### Work to complete
What follows is a block of records; restate each one word for word.

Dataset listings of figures

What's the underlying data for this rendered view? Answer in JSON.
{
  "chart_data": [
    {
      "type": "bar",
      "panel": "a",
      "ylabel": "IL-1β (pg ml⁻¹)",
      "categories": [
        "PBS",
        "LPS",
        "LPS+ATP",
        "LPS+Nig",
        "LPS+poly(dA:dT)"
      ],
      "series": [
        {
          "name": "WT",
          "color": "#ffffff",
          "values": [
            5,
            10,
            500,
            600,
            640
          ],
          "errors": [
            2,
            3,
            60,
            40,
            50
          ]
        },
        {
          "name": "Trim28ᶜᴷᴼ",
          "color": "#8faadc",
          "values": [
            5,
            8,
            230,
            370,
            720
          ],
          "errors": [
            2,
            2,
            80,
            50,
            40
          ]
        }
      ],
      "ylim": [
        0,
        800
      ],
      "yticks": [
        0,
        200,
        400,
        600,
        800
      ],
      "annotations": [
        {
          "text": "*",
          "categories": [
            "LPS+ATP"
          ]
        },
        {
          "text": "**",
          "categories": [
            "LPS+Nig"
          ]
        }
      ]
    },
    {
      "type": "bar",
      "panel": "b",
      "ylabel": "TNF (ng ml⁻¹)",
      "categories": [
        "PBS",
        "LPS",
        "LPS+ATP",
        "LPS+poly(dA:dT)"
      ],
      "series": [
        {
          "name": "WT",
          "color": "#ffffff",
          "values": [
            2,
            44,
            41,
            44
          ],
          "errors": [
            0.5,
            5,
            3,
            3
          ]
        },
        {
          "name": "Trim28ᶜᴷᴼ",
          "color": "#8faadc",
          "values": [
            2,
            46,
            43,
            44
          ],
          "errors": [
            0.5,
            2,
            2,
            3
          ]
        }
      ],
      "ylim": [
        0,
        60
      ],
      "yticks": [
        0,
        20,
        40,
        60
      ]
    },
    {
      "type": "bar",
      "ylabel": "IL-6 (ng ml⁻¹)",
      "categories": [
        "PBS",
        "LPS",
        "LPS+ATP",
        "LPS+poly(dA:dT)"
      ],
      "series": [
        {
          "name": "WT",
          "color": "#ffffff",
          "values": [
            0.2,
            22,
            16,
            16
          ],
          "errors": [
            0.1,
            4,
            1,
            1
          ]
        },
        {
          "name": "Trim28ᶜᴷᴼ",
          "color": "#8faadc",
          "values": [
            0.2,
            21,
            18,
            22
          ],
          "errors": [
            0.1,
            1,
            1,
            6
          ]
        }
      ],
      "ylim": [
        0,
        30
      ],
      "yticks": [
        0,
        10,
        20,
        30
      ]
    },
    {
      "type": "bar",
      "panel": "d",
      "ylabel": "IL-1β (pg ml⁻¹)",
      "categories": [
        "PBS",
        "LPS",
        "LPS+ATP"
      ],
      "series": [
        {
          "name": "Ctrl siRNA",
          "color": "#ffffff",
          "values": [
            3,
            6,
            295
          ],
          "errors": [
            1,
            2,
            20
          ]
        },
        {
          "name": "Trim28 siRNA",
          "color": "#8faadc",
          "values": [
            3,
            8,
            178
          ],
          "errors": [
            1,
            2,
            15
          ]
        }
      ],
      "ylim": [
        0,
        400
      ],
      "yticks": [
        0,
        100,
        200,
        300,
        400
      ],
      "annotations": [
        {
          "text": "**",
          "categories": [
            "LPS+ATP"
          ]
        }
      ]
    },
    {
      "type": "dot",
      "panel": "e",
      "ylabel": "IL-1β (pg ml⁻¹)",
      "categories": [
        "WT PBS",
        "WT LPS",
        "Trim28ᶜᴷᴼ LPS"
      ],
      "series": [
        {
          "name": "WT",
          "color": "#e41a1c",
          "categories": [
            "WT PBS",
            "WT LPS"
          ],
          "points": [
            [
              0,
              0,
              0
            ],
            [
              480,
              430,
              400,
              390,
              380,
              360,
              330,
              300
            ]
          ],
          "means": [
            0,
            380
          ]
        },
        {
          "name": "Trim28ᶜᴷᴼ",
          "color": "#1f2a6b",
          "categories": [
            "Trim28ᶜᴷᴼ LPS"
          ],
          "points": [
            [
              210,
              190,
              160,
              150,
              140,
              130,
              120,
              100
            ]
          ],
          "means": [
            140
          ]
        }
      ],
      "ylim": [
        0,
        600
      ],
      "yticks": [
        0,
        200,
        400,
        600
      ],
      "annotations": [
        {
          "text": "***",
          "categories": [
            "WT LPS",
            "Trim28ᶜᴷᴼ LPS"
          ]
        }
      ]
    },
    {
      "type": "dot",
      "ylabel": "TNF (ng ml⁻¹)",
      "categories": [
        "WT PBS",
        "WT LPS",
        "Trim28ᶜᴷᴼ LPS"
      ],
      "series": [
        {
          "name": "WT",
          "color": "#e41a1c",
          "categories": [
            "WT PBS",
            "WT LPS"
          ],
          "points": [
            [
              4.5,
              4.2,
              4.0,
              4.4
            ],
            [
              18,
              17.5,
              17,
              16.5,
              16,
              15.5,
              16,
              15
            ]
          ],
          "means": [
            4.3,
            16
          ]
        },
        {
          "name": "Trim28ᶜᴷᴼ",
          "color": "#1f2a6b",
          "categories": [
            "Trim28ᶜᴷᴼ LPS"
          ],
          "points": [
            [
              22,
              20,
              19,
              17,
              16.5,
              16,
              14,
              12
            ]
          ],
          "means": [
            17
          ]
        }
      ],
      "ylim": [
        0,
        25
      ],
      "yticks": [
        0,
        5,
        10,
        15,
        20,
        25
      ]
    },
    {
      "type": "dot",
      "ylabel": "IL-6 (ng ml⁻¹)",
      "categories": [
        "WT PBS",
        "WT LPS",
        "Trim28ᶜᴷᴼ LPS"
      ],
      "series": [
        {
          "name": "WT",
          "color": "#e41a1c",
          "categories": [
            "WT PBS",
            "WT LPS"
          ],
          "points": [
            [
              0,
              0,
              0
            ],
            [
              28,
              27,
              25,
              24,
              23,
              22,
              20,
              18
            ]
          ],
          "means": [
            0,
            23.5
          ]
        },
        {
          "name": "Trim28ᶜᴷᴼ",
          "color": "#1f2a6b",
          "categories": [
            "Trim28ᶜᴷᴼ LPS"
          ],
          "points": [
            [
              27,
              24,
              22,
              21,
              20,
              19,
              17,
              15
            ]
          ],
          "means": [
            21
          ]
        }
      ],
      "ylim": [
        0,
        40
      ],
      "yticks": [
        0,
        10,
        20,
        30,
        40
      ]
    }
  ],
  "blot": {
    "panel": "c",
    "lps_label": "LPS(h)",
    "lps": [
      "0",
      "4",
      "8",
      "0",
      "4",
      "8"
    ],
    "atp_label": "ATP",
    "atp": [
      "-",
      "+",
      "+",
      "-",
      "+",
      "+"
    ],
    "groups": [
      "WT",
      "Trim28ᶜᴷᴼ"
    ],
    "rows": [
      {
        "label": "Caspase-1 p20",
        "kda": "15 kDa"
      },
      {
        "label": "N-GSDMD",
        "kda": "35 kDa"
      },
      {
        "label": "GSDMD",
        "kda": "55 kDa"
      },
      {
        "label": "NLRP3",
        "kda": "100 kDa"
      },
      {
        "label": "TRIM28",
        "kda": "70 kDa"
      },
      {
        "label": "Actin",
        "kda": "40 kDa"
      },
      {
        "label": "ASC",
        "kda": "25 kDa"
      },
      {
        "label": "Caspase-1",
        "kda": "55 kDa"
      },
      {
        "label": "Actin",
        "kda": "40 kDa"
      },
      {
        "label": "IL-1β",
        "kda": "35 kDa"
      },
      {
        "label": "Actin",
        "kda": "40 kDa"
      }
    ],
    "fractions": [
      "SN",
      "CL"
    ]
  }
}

### Answer for this exercise
What's the underlying data for this rendered view? Answer in JSON.
{
  "chart_data": [
    {
      "type": "bar",
      "panel": "a",
      "ylabel": "IL-1β (pg ml⁻¹)",
      "categories": [
        "PBS",
        "LPS",
        "LPS+ATP",
        "LPS+Nig",
        "LPS+poly(dA:dT)"
      ],
      "series": [
        {
          "name": "WT",
          "color": "#ffffff",
          "values": [
            5,
            10,
            500,
            600,
            640
          ],
          "errors": [
            2,
            3,
            60,
            40,
            50
          ]
        },
        {
          "name": "Trim28ᶜᴷᴼ",
          "color": "#8faadc",
          "values": [
            5,
            8,
            230,
            370,
            720
          ],
          "errors": [
            2,
            2,
            80,
            50,
            40
          ]
        }
      ],
      "ylim": [
        0,
        800
      ],
      "yticks": [
        0,
        200,
        400,
        600,
        800
      ],
      "annotations": [
        {
          "text": "*",
          "categories": [
            "LPS+ATP"
          ]
        },
        {
          "text": "**",
          "categories": [
            "LPS+Nig"
          ]
        }
      ]
    },
    {
      "type": "bar",
      "panel": "b",
      "ylabel": "TNF (ng ml⁻¹)",
      "categories": [
        "PBS",
        "LPS",
        "LPS+ATP",
        "LPS+poly(dA:dT)"
      ],
      "series": [
        {
          "name": "WT",
          "color": "#ffffff",
          "values": [
            2,
            44,
            41,
            44
          ],
          "errors": [
            0.5,
            5,
            3,
            3
          ]
        },
        {
          "name": "Trim28ᶜᴷᴼ",
          "color": "#8faadc",
          "values": [
            2,
            46,
            43,
            44
          ],
          "errors": [
            0.5,
            2,
            2,
            3
          ]
        }
      ],
      "ylim": [
        0,
        60
      ],
      "yticks": [
        0,
        20,
        40,
        60
      ]
    },
    {
      "type": "bar",
      "ylabel": "IL-6 (ng ml⁻¹)",
      "categories": [
        "PBS",
        "LPS",
        "LPS+ATP",
        "LPS+poly(dA:dT)"
      ],
      "series": [
        {
          "name": "WT",
          "color": "#ffffff",
          "values": [
            0.2,
            22,
            16,
            16
          ],
          "errors": [
            0.1,
            4,
            1,
            1
          ]
        },
        {
          "name": "Trim28ᶜᴷᴼ",
          "color": "#8faadc",
          "values": [
            0.2,
            21,
            18,
            22
          ],
          "errors": [
            0.1,
            1,
            1,
            6
          ]
        }
      ],
      "ylim": [
        0,
        30
      ],
      "yticks": [
        0,
        10,
        20,
        30
      ]
    },
    {
      "type": "bar",
      "panel": "d",
      "ylabel": "IL-1β (pg ml⁻¹)",
      "categories": [
        "PBS",
        "LPS",
        "LPS+ATP"
      ],
      "series": [
        {
          "name": "Ctrl siRNA",
          "color": "#ffffff",
          "values": [
            3,
            6,
            295
          ],
          "errors": [
            1,
            2,
            20
          ]
        },
        {
          "name": "Trim28 siRNA",
          "color": "#8faadc",
          "values": [
            3,
            8,
            178
          ],
          "errors": [
            1,
            2,
            15
          ]
        }
      ],
      "ylim": [
        0,
        400
      ],
      "yticks": [
        0,
        100,
        200,
        300,
        400
      ],
      "annotations": [
        {
          "text": "**",
          "categories": [
            "LPS+ATP"
          ]
        }
      ]
    },
    {
      "type": "dot",
      "panel": "e",
      "ylabel": "IL-1β (pg ml⁻¹)",
      "categories": [
        "WT PBS",
        "WT LPS",
        "Trim28ᶜᴷᴼ LPS"
      ],
      "series": [
        {
          "name": "WT",
          "color": "#e41a1c",
          "categories": [
            "WT PBS",
            "WT LPS"
          ],
          "points": [
            [
              0,
              0,
              0
            ],
            [
              480,
              430,
              400,
              390,
              380,
              360,
              330,
              300
            ]
          ],
          "means": [
            0,
            380
          ]
        },
        {
          "name": "Trim28ᶜᴷᴼ",
          "color": "#1f2a6b",
          "categories": [
            "Trim28ᶜᴷᴼ LPS"
          ],
          "points": [
            [
              210,
              190,
              160,
              150,
              140,
              130,
              120,
              100
            ]
          ],
          "means": [
            140
          ]
        }
      ],
      "ylim": [
        0,
        600
      ],
      "yticks": [
        0,
        200,
        400,
        600
      ],
      "annotations": [
        {
          "text": "***",
          "categories": [
            "WT LPS",
            "Trim28ᶜᴷᴼ LPS"
          ]
        }
      ]
    },
    {
      "type": "dot",
      "ylabel": "TNF (ng ml⁻¹)",
      "categories": [
        "WT PBS",
        "WT LPS",
        "Trim28ᶜᴷᴼ LPS"
      ],
      "series": [
        {
          "name": "WT",
          "color": "#e41a1c",
          "categories": [
            "WT PBS",
            "WT LPS"
          ],
          "points": [
            [
              4.5,
              4.2,
              4.0,
              4.4
            ],
            [
              18,
              17.5,
              17,
              16.5,
              16,
              15.5,
              16,
              15
            ]
          ],
          "means": [
            4.3,
            16
          ]
        },
        {
          "name": "Trim28ᶜᴷᴼ",
          "color": "#1f2a6b",
          "categories": [
            "Trim28ᶜᴷᴼ LPS"
          ],
          "points": [
            [
              22,
              20,
              19,
              17,
              16.5,
              16,
              14,
              12
            ]
          ],
          "means": [
            17
          ]
        }
      ],
      "ylim": [
        0,
        25
      ],
      "yticks": [
        0,
        5,
        10,
        15,
        20,
        25
      ]
    },
    {
      "type": "dot",
      "ylabel": "IL-6 (ng ml⁻¹)",
      "categories": [
        "WT PBS",
        "WT LPS",
        "Trim28ᶜᴷᴼ LPS"
      ],
      "series": [
        {
          "name": "WT",
          "color": "#e41a1c",
          "categories": [
            "WT PBS",
            "WT LPS"
          ],
          "points": [
            [
              0,
              0,
              0
            ],
            [
              28,
              27,
              25,
              24,
              23,
              22,
              20,
              18
            ]
          ],
          "means": [
            0,
            23.5
          ]
        },
        {
          "name": "Trim28ᶜᴷᴼ",
          "color": "#1f2a6b",
          "categories": [
            "Trim28ᶜᴷᴼ LPS"
          ],
          "points": [
            [
              27,
              24,
              22,
              21,
              20,
              19,
              17,
              15
            ]
          ],
          "means": [
            21
          ]
        }
      ],
      "ylim": [
        0,
        40
      ],
      "yticks": [
        0,
        10,
        20,
        30,
        40
      ]
    }
  ],
  "blot": {
    "panel": "c",
    "lps_label": "LPS(h)",
    "lps": [
      "0",
      "4",
      "8",
      "0",
      "4",
      "8"
    ],
    "atp_label": "ATP",
    "atp": [
      "-",
      "+",
      "+",
      "-",
      "+",
      "+"
    ],
    "groups": [
      "WT",
      "Trim28ᶜᴷᴼ"
    ],
    "rows": [
      {
        "label": "Caspase-1 p20",
        "kda": "15 kDa"
      },
      {
        "label": "N-GSDMD",
        "kda": "35 kDa"
      },
      {
        "label": "GSDMD",
        "kda": "55 kDa"
      },
      {
        "label": "NLRP3",
        "kda": "100 kDa"
      },
      {
        "label": "TRIM28",
        "kda": "70 kDa"
      },
      {
        "label": "Actin",
        "kda": "40 kDa"
      },
      {
        "label": "ASC",
        "kda": "25 kDa"
      },
      {
        "label": "Caspase-1",
        "kda": "55 kDa"
      },
      {
        "label": "Actin",
        "kda": "40 kDa"
      },
      {
        "label": "IL-1β",
        "kda": "35 kDa"
      },
      {
        "label": "Actin",
        "kda": "40 kDa"
      }
    ],
    "fractions": [
      "SN",
      "CL"
    ]
  }
}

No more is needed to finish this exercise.